#### [EXERCISE]
Reproduce all entries verbatim, with nothing added or dropped.

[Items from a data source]

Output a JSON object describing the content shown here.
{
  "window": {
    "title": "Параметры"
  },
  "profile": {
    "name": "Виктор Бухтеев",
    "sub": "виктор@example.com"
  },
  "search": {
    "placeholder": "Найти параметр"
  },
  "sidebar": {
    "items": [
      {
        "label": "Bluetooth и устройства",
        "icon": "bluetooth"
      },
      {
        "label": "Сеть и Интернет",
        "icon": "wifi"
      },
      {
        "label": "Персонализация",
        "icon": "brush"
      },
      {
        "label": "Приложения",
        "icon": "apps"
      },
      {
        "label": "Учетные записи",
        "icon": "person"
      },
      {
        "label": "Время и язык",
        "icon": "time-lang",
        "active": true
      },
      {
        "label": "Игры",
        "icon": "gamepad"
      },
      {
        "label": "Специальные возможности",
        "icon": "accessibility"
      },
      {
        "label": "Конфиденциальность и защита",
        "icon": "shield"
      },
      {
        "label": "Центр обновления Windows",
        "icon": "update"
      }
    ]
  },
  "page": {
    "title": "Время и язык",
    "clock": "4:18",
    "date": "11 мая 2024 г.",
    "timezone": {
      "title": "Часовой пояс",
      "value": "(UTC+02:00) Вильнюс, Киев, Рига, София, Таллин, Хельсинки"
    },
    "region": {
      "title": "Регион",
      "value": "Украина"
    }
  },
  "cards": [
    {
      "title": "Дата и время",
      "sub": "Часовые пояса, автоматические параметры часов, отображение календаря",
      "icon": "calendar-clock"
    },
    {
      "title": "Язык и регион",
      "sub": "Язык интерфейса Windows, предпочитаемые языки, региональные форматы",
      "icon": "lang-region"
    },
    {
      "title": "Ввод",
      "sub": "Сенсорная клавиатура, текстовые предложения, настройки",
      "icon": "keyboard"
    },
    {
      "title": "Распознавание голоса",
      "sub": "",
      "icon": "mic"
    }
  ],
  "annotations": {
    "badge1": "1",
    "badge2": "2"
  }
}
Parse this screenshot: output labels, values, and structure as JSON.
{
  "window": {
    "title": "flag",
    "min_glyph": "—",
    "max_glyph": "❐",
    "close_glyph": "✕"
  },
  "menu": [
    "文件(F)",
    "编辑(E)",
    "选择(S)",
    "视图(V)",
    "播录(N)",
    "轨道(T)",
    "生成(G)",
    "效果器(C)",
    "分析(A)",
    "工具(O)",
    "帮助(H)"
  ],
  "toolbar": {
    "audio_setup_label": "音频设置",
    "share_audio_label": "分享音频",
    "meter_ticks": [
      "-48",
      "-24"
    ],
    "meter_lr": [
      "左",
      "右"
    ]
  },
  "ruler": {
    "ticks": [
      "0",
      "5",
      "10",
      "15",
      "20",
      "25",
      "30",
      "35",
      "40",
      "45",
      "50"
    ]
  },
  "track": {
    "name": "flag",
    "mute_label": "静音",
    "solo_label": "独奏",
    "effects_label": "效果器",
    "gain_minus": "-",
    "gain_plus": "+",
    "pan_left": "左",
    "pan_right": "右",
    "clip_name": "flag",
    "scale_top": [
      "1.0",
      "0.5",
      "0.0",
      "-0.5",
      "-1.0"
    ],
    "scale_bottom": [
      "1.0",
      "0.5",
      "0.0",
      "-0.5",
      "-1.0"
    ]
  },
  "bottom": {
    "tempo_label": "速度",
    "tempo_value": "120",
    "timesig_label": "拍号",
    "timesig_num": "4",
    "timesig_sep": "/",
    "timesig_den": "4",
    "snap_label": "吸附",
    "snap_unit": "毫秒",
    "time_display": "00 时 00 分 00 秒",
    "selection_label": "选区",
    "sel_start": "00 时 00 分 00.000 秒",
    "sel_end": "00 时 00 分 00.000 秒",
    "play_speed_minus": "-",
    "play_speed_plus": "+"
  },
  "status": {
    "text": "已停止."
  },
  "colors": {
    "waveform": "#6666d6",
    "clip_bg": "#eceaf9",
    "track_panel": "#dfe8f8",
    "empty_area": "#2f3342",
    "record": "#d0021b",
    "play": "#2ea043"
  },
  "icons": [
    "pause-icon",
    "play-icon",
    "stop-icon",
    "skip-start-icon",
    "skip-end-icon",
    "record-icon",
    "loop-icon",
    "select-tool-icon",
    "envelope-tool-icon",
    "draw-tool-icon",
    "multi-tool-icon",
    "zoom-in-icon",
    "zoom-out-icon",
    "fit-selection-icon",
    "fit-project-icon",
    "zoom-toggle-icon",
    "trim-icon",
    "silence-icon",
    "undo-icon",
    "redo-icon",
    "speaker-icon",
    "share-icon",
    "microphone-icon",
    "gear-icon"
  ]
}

#### [WORKED SOLUTION]
Output a JSON object describing the content shown here.
{
  "window": {
    "title": "Параметры"
  },
  "profile": {
    "name": "Виктор Бухтеев",
    "sub": "виктор@example.com"
  },
  "search": {
    "placeholder": "Найти параметр"
  },
  "sidebar": {
    "items": [
      {
        "label": "Bluetooth и устройства",
        "icon": "bluetooth"
      },
      {
        "label": "Сеть и Интернет",
        "icon": "wifi"
      },
      {
        "label": "Персонализация",
        "icon": "brush"
      },
      {
        "label": "Приложения",
        "icon": "apps"
      },
      {
        "label": "Учетные записи",
        "icon": "person"
      },
      {
        "label": "Время и язык",
        "icon": "time-lang",
        "active": true
      },
      {
        "label": "Игры",
        "icon": "gamepad"
      },
      {
        "label": "Специальные возможности",
        "icon": "accessibility"
      },
      {
        "label": "Конфиденциальность и защита",
        "icon": "shield"
      },
      {
        "label": "Центр обновления Windows",
        "icon": "update"
      }
    ]
  },
  "page": {
    "title": "Время и язык",
    "clock": "4:18",
    "date": "11 мая 2024 г.",
    "timezone": {
      "title": "Часовой пояс",
      "value": "(UTC+02:00) Вильнюс, Киев, Рига, София, Таллин, Хельсинки"
    },
    "region": {
      "title": "Регион",
      "value": "Украина"
    }
  },
  "cards": [
    {
      "title": "Дата и время",
      "sub": "Часовые пояса, автоматические параметры часов, отображение календаря",
      "icon": "calendar-clock"
    },
    {
      "title": "Язык и регион",
      "sub": "Язык интерфейса Windows, предпочитаемые языки, региональные форматы",
      "icon": "lang-region"
    },
    {
      "title": "Ввод",
      "sub": "Сенсорная клавиатура, текстовые предложения, настройки",
      "icon": "keyboard"
    },
    {
      "title": "Распознавание голоса",
      "sub": "",
      "icon": "mic"
    }
  ],
  "annotations": {
    "badge1": "1",
    "badge2": "2"
  }
}
Parse this screenshot: output labels, values, and structure as JSON.
{
  "window": {
    "title": "flag",
    "min_glyph": "—",
    "max_glyph": "❐",
    "close_glyph": "✕"
  },
  "menu": [
    "文件(F)",
    "编辑(E)",
    "选择(S)",
    "视图(V)",
    "播录(N)",
    "轨道(T)",
    "生成(G)",
    "效果器(C)",
    "分析(A)",
    "工具(O)",
    "帮助(H)"
  ],
  "toolbar": {
    "audio_setup_label": "音频设置",
    "share_audio_label": "分享音频",
    "meter_ticks": [
      "-48",
      "-24"
    ],
    "meter_lr": [
      "左",
      "右"
    ]
  },
  "ruler": {
    "ticks": [
      "0",
      "5",
      "10",
      "15",
      "20",
      "25",
      "30",
      "35",
      "40",
      "45",
      "50"
    ]
  },
  "track": {
    "name": "flag",
    "mute_label": "静音",
    "solo_label": "独奏",
    "effects_label": "效果器",
    "gain_minus": "-",
    "gain_plus": "+",
    "pan_left": "左",
    "pan_right": "右",
    "clip_name": "flag",
    "scale_top": [
      "1.0",
      "0.5",
      "0.0",
      "-0.5",
      "-1.0"
    ],
    "scale_bottom": [
      "1.0",
      "0.5",
      "0.0",
      "-0.5",
      "-1.0"
    ]
  },
  "bottom": {
    "tempo_label": "速度",
    "tempo_value": "120",
    "timesig_label": "拍号",
    "timesig_num": "4",
    "timesig_sep": "/",
    "timesig_den": "4",
    "snap_label": "吸附",
    "snap_unit": "毫秒",
    "time_display": "00 时 00 分 00 秒",
    "selection_label": "选区",
    "sel_start": "00 时 00 分 00.000 秒",
    "sel_end": "00 时 00 分 00.000 秒",
    "play_speed_minus": "-",
    "play_speed_plus": "+"
  },
  "status": {
    "text": "已停止."
  },
  "colors": {
    "waveform": "#6666d6",
    "clip_bg": "#eceaf9",
    "track_panel": "#dfe8f8",
    "empty_area": "#2f3342",
    "record": "#d0021b",
    "play": "#2ea043"
  },
  "icons": [
    "pause-icon",
    "play-icon",
    "stop-icon",
    "skip-start-icon",
    "skip-end-icon",
    "record-icon",
    "loop-icon",
    "select-tool-icon",
    "envelope-tool-icon",
    "draw-tool-icon",
    "multi-tool-icon",
    "zoom-in-icon",
    "zoom-out-icon",
    "fit-selection-icon",
    "fit-project-icon",
    "zoom-toggle-icon",
    "trim-icon",
    "silence-icon",
    "undo-icon",
    "redo-icon",
    "speaker-icon",
    "share-icon",
    "microphone-icon",
    "gear-icon"
  ]
}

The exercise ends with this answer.